__Exercise directions__.
Search the records for the word "JSON" and pick out every line that has it.

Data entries
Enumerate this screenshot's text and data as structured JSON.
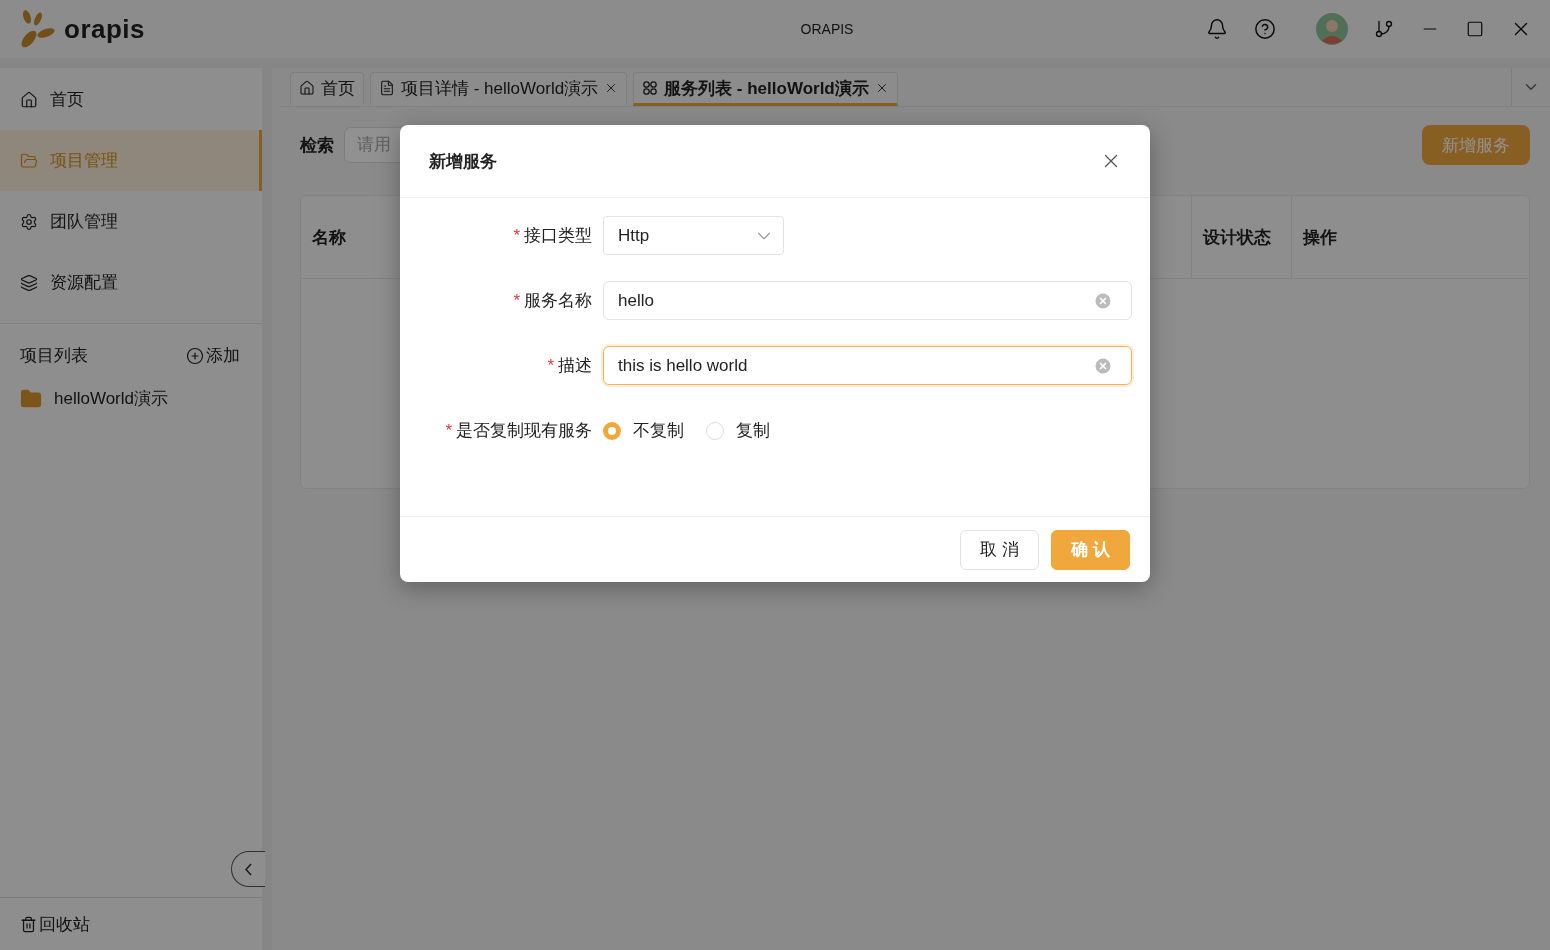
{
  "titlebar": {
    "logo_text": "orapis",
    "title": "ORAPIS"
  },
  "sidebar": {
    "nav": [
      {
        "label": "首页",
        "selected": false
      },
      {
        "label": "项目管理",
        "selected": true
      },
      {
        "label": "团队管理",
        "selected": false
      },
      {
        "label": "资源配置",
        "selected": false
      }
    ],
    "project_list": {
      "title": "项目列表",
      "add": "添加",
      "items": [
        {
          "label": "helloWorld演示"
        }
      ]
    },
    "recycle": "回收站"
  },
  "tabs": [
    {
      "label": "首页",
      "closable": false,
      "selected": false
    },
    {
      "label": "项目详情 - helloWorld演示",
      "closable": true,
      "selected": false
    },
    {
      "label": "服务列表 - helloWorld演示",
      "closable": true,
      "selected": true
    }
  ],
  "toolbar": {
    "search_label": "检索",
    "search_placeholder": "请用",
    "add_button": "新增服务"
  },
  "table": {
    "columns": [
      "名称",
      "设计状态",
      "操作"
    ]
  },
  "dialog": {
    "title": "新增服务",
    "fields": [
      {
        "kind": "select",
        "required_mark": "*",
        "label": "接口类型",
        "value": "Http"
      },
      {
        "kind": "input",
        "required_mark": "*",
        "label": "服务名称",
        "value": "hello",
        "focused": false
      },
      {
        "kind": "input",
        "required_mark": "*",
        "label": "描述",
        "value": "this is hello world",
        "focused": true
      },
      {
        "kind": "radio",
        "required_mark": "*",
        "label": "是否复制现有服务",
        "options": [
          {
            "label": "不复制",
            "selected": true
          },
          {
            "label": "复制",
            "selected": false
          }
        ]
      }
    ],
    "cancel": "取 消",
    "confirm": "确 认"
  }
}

==

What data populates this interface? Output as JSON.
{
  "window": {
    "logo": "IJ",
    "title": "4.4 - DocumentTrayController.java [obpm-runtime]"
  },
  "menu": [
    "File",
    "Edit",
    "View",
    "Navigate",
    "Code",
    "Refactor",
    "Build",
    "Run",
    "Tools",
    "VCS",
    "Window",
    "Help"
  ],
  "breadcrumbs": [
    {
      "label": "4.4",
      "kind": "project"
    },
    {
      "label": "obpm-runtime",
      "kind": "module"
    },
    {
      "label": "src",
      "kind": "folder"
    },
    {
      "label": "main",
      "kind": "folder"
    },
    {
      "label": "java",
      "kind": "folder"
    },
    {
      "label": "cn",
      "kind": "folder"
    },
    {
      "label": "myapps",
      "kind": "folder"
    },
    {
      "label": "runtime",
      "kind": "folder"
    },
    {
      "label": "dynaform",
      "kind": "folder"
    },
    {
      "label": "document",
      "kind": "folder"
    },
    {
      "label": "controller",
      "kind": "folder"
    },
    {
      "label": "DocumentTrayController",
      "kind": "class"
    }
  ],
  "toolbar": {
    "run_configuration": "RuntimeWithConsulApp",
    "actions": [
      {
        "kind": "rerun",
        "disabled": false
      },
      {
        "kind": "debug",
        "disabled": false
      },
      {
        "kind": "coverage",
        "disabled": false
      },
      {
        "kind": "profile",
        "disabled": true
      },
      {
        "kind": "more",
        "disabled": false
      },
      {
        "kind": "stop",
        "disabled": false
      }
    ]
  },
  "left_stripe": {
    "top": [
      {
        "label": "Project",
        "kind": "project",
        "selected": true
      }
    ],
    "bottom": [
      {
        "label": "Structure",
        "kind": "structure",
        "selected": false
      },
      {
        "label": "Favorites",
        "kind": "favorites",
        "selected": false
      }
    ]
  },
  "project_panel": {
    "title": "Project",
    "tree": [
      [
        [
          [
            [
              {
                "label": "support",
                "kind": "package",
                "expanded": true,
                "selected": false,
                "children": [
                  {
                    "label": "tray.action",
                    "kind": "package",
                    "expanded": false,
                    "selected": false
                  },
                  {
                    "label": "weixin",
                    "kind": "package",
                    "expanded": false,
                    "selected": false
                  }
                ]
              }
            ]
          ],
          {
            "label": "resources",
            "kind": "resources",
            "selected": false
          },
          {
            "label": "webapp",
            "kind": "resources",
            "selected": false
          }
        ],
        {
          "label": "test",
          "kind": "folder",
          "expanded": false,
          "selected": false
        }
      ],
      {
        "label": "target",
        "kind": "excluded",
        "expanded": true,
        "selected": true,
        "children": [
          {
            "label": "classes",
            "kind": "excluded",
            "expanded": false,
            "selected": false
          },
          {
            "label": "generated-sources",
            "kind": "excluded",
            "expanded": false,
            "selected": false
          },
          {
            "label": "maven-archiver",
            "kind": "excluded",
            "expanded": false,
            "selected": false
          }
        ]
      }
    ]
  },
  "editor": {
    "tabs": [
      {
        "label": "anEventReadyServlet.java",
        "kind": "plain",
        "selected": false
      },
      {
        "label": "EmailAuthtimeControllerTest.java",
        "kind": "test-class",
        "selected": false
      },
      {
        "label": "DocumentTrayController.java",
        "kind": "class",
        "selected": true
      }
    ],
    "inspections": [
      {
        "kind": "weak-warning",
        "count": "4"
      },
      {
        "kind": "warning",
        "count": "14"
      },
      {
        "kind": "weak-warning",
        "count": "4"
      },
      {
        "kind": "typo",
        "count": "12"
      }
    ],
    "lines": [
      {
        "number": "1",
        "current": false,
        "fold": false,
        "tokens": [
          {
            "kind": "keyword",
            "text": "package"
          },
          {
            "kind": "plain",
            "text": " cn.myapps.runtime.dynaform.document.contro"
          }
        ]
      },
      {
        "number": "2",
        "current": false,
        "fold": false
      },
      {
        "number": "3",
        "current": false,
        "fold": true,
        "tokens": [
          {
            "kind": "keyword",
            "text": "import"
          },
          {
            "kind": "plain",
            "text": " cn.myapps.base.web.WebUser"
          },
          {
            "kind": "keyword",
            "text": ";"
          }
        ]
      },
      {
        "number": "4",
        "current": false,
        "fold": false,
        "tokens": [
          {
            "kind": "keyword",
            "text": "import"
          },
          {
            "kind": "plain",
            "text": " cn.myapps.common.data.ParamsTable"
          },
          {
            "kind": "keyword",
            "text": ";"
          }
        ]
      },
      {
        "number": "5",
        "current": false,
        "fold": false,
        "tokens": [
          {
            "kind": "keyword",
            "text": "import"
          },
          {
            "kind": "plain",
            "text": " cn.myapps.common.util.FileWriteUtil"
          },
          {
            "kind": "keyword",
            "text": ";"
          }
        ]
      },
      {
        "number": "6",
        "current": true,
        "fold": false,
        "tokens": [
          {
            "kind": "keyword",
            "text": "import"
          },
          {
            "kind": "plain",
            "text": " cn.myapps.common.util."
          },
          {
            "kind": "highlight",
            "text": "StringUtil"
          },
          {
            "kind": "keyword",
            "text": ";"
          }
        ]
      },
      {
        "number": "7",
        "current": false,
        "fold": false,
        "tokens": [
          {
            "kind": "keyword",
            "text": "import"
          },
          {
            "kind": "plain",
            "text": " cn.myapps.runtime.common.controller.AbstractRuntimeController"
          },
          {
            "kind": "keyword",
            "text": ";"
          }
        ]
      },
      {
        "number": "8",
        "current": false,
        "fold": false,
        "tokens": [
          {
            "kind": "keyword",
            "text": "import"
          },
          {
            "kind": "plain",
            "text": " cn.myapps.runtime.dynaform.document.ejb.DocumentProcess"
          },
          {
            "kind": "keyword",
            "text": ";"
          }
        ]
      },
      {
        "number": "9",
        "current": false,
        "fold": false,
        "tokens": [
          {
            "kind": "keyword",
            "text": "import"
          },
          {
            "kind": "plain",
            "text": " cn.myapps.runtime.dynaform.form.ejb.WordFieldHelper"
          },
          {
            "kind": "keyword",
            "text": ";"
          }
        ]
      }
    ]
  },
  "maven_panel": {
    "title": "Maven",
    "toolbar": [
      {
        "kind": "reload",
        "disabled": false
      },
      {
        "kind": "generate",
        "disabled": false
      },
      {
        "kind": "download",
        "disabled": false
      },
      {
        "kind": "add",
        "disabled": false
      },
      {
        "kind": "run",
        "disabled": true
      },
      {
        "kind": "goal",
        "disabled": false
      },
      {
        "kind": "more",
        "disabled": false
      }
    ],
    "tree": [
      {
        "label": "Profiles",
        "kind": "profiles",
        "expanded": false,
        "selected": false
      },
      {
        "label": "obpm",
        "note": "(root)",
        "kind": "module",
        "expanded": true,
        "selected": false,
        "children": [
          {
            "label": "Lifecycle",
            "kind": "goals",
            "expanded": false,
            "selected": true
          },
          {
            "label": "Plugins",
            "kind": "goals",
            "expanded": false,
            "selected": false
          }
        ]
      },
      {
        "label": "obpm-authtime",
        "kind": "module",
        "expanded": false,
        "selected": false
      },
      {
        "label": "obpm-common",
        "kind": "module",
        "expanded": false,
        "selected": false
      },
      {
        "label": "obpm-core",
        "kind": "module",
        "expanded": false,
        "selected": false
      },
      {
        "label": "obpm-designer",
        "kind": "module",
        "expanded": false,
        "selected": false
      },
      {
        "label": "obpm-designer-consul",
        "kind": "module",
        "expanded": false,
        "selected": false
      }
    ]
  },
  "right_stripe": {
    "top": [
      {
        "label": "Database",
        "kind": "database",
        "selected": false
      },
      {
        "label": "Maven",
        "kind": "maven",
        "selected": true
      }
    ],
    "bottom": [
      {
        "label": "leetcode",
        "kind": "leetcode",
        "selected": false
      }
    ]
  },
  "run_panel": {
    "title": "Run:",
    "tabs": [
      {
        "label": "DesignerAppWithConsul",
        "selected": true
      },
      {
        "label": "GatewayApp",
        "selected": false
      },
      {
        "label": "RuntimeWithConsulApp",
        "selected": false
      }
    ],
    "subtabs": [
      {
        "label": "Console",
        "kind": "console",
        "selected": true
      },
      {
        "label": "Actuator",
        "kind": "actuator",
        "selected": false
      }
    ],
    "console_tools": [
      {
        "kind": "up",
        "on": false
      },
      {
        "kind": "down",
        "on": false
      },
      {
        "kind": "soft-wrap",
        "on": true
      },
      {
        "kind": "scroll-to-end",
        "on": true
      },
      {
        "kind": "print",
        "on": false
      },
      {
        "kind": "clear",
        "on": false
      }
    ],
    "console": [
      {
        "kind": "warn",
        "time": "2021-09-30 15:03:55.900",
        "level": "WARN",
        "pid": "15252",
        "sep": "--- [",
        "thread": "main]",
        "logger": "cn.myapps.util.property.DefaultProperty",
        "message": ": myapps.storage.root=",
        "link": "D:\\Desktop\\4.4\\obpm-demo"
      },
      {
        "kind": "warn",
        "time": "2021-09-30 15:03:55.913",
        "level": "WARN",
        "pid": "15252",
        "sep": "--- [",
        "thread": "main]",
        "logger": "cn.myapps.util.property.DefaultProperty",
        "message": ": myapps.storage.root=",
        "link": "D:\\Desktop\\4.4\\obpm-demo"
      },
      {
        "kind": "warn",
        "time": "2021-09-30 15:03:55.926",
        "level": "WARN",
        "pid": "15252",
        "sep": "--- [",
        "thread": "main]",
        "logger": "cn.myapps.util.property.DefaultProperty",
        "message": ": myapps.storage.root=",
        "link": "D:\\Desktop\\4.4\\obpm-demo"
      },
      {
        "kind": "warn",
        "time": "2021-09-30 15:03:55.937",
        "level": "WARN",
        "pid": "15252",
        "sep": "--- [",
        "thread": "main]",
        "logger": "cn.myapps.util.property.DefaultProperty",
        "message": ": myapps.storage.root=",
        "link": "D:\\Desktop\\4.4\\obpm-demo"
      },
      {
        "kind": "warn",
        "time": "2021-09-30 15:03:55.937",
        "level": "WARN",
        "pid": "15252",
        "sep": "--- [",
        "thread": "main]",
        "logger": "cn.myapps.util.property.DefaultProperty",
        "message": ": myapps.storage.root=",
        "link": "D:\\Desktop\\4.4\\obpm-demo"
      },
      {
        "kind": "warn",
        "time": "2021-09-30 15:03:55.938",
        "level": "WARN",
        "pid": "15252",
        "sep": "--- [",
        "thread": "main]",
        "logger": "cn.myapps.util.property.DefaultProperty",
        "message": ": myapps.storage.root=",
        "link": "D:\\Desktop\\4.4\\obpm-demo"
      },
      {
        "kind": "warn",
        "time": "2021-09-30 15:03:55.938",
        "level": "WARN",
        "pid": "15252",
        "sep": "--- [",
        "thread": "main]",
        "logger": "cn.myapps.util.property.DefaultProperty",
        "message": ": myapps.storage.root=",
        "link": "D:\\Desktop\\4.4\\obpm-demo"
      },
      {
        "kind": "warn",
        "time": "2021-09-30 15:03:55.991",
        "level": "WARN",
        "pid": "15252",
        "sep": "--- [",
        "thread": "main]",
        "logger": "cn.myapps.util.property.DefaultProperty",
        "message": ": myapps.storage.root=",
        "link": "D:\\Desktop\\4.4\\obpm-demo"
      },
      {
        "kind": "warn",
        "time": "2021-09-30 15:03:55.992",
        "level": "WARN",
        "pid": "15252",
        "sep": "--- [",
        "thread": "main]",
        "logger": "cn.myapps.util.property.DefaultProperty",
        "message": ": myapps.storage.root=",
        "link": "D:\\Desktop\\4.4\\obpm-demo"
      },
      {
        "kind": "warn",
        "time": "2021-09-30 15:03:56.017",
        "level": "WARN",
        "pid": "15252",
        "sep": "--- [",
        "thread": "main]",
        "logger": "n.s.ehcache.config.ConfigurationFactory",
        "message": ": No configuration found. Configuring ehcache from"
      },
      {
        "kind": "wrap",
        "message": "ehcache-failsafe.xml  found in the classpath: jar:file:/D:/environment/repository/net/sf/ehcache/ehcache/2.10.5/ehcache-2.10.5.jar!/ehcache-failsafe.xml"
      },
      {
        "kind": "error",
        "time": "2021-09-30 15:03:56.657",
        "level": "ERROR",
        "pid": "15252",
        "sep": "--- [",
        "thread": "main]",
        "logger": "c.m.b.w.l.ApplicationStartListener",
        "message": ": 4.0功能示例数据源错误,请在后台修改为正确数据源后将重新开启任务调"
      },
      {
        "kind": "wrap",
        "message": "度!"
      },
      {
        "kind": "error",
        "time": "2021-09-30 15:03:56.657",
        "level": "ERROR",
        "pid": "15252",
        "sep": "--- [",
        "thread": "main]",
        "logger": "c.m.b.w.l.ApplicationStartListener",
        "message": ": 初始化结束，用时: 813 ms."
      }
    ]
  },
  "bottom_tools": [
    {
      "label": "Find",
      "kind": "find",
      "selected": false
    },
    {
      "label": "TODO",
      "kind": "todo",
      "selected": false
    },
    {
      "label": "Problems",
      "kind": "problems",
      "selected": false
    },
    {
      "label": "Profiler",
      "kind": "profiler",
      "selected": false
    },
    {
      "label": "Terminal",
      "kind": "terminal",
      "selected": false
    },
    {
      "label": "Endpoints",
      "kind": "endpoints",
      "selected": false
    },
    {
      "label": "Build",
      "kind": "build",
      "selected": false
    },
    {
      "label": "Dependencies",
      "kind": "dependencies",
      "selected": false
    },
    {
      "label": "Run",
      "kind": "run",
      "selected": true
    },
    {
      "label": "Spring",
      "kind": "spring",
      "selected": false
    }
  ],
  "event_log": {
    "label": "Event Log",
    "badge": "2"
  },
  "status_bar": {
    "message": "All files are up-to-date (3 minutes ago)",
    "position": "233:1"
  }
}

__Response for this exercise__.
Enumerate this screenshot's text and data as structured JSON.
What data populates this interface? Output as JSON.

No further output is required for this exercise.